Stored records
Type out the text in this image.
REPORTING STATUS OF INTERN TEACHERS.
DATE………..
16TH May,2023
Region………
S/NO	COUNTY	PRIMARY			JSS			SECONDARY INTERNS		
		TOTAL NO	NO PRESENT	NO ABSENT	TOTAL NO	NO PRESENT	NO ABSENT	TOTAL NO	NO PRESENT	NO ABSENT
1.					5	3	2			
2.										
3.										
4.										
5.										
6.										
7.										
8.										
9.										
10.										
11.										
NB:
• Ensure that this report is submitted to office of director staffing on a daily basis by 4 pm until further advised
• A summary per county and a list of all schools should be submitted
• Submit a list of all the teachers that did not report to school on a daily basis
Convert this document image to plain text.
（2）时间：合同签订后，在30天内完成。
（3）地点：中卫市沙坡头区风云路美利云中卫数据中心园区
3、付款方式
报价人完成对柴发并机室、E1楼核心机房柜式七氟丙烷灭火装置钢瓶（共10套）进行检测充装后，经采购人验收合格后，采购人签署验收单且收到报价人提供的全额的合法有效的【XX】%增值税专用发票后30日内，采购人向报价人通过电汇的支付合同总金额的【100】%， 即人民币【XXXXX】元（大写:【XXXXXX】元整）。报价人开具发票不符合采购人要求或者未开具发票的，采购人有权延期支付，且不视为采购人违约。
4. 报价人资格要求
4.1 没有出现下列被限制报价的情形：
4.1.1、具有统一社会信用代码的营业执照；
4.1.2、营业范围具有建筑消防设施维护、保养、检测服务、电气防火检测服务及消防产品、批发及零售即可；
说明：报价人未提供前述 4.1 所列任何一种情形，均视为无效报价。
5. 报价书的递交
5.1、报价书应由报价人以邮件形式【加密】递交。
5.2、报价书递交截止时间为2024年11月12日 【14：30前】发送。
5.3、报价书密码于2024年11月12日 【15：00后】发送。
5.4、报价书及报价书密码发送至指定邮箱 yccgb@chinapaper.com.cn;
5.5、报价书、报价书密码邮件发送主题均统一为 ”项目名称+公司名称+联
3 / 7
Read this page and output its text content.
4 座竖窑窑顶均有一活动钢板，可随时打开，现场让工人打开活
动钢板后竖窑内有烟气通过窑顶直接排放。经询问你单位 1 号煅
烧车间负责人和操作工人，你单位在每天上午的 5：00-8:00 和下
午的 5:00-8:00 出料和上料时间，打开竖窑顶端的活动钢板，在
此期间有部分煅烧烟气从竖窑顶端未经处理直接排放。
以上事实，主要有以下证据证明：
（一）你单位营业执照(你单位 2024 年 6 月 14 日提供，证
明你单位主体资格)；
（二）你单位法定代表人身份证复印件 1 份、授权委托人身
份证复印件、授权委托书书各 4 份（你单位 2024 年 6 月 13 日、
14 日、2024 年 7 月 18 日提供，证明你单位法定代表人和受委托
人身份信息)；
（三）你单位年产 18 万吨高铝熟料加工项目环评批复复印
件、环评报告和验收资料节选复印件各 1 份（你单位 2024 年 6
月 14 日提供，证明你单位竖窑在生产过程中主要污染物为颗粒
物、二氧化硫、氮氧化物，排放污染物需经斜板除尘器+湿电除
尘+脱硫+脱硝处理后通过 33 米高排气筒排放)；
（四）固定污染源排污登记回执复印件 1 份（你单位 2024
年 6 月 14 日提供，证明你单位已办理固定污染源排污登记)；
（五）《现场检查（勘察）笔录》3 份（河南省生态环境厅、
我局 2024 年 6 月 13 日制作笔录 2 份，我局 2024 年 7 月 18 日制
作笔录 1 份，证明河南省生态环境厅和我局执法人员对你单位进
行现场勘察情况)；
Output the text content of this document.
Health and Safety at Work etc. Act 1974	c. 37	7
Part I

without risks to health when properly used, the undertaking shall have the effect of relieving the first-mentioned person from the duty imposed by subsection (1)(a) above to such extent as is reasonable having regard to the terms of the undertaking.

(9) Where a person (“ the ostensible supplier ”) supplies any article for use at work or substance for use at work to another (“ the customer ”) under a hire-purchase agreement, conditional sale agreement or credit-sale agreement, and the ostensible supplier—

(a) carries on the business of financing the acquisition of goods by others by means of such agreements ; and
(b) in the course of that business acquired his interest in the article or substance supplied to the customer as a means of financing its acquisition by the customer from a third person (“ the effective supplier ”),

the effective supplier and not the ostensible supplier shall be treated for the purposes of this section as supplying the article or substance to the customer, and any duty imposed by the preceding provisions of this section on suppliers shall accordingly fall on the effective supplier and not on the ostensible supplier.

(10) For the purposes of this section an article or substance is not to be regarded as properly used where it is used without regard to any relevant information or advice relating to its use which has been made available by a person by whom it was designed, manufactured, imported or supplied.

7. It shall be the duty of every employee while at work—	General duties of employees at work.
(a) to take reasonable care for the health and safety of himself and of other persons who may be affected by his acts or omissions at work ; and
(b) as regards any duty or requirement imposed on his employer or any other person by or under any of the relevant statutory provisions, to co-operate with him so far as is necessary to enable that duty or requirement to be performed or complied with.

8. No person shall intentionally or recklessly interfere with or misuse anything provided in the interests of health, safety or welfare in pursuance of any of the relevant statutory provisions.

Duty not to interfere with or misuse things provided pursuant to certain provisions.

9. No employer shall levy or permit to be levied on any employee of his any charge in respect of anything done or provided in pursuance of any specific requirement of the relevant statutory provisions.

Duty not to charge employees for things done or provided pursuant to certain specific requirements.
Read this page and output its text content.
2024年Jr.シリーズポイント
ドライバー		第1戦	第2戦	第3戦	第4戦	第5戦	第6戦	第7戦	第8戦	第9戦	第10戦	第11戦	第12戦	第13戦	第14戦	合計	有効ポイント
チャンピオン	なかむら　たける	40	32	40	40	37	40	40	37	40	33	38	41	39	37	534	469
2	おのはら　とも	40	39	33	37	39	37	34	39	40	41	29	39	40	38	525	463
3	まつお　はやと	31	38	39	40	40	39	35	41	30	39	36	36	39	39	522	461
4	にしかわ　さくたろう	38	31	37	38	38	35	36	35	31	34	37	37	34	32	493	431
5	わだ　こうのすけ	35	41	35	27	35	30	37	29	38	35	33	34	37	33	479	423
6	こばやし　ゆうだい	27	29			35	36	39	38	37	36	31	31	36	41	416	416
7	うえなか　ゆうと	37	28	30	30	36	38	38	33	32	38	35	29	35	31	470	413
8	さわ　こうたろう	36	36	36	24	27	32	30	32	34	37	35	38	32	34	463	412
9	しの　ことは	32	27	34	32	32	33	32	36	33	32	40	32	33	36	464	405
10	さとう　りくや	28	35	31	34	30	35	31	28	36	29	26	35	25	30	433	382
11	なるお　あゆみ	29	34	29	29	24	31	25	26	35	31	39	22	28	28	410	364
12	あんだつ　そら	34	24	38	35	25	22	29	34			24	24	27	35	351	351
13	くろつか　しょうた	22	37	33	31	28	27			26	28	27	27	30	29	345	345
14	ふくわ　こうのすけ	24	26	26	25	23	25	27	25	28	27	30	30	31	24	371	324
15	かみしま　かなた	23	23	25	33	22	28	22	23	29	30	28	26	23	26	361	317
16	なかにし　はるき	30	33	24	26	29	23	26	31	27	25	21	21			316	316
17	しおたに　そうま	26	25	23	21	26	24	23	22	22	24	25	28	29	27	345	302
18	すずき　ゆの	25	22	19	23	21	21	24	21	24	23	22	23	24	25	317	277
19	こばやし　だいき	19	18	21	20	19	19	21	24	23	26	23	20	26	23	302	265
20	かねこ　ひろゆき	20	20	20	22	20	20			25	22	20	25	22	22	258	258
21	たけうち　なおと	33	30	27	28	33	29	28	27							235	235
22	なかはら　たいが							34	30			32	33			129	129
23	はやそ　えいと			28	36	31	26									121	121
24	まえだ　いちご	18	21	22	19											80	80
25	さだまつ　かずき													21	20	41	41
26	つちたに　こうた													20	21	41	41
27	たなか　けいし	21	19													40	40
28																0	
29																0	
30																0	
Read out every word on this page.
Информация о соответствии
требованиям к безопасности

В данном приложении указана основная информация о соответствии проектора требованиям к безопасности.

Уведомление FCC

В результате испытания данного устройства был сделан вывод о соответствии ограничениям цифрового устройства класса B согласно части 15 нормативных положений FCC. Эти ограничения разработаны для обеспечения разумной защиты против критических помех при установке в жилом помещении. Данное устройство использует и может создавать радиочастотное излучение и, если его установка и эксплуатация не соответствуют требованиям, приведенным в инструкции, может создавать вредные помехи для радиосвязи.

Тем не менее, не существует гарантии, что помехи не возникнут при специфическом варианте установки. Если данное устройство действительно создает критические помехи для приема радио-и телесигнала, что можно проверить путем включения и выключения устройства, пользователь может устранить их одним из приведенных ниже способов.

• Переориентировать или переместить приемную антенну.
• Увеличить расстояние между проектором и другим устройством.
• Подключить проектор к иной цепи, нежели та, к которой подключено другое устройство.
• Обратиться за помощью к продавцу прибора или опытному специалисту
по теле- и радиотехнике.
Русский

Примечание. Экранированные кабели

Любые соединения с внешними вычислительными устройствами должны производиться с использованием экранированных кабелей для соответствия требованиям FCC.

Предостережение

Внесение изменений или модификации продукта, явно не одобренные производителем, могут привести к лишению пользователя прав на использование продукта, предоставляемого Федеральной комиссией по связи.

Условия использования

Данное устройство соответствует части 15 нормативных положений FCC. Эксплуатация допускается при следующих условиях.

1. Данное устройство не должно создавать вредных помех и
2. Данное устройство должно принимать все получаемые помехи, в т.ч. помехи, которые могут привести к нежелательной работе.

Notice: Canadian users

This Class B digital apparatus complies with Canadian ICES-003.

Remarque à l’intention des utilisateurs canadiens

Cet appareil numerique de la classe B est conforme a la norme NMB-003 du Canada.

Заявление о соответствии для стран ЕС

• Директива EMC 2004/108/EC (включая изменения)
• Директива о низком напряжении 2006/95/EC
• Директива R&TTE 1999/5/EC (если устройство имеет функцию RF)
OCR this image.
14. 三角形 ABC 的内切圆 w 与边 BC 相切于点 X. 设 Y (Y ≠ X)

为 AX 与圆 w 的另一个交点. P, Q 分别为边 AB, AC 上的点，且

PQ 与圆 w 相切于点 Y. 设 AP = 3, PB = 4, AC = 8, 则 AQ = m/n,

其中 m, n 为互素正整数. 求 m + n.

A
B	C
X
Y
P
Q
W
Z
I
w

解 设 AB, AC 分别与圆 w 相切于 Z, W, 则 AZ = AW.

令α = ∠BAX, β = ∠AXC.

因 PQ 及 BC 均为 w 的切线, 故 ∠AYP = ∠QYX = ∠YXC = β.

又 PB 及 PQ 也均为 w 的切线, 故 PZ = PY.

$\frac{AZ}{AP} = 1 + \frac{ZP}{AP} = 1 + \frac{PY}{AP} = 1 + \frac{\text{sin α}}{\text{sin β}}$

*Goal*. Copy each line of the listing that holds the word "Canadian".

*Solution to this exercise*.
Notice: Canadian users
This Class B digital apparatus complies with Canadian ICES-003.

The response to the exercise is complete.